Write out each entry again. Keep every word exactly as it is.

═══ DATA EXCERPTS ═══

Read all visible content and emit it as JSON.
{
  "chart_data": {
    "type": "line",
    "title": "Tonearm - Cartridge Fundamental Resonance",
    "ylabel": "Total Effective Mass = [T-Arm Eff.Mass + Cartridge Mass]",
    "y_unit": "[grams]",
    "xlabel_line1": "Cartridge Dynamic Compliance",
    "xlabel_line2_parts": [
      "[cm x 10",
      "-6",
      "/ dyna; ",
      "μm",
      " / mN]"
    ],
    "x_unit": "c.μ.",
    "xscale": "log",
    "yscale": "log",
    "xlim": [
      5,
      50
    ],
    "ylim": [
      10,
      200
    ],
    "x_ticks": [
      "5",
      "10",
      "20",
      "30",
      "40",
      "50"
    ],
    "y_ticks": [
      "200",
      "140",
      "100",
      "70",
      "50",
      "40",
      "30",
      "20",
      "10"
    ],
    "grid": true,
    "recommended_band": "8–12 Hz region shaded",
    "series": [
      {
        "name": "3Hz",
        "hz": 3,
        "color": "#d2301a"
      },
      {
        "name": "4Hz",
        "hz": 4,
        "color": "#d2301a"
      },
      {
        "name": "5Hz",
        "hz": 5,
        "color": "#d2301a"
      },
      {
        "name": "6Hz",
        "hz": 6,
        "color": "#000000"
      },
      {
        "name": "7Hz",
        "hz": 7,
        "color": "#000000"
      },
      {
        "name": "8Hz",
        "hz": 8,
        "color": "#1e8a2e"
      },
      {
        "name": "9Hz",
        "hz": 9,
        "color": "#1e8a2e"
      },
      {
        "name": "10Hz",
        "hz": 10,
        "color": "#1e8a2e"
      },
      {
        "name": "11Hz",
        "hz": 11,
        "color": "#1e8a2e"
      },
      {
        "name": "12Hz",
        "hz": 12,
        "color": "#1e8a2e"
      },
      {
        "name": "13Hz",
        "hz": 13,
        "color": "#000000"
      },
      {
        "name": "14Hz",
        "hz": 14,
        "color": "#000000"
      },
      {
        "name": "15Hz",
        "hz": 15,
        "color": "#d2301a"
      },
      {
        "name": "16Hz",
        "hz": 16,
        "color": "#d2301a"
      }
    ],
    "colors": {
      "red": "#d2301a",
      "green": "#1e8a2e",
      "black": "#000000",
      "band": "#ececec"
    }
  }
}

═══

- ANSWER TO THIS EXERCISE
Read all visible content and emit it as JSON.
{
  "chart_data": {
    "type": "line",
    "title": "Tonearm - Cartridge Fundamental Resonance",
    "ylabel": "Total Effective Mass = [T-Arm Eff.Mass + Cartridge Mass]",
    "y_unit": "[grams]",
    "xlabel_line1": "Cartridge Dynamic Compliance",
    "xlabel_line2_parts": [
      "[cm x 10",
      "-6",
      "/ dyna; ",
      "μm",
      " / mN]"
    ],
    "x_unit": "c.μ.",
    "xscale": "log",
    "yscale": "log",
    "xlim": [
      5,
      50
    ],
    "ylim": [
      10,
      200
    ],
    "x_ticks": [
      "5",
      "10",
      "20",
      "30",
      "40",
      "50"
    ],
    "y_ticks": [
      "200",
      "140",
      "100",
      "70",
      "50",
      "40",
      "30",
      "20",
      "10"
    ],
    "grid": true,
    "recommended_band": "8–12 Hz region shaded",
    "series": [
      {
        "name": "3Hz",
        "hz": 3,
        "color": "#d2301a"
      },
      {
        "name": "4Hz",
        "hz": 4,
        "color": "#d2301a"
      },
      {
        "name": "5Hz",
        "hz": 5,
        "color": "#d2301a"
      },
      {
        "name": "6Hz",
        "hz": 6,
        "color": "#000000"
      },
      {
        "name": "7Hz",
        "hz": 7,
        "color": "#000000"
      },
      {
        "name": "8Hz",
        "hz": 8,
        "color": "#1e8a2e"
      },
      {
        "name": "9Hz",
        "hz": 9,
        "color": "#1e8a2e"
      },
      {
        "name": "10Hz",
        "hz": 10,
        "color": "#1e8a2e"
      },
      {
        "name": "11Hz",
        "hz": 11,
        "color": "#1e8a2e"
      },
      {
        "name": "12Hz",
        "hz": 12,
        "color": "#1e8a2e"
      },
      {
        "name": "13Hz",
        "hz": 13,
        "color": "#000000"
      },
      {
        "name": "14Hz",
        "hz": 14,
        "color": "#000000"
      },
      {
        "name": "15Hz",
        "hz": 15,
        "color": "#d2301a"
      },
      {
        "name": "16Hz",
        "hz": 16,
        "color": "#d2301a"
      }
    ],
    "colors": {
      "red": "#d2301a",
      "green": "#1e8a2e",
      "black": "#000000",
      "band": "#ececec"
    }
  }
}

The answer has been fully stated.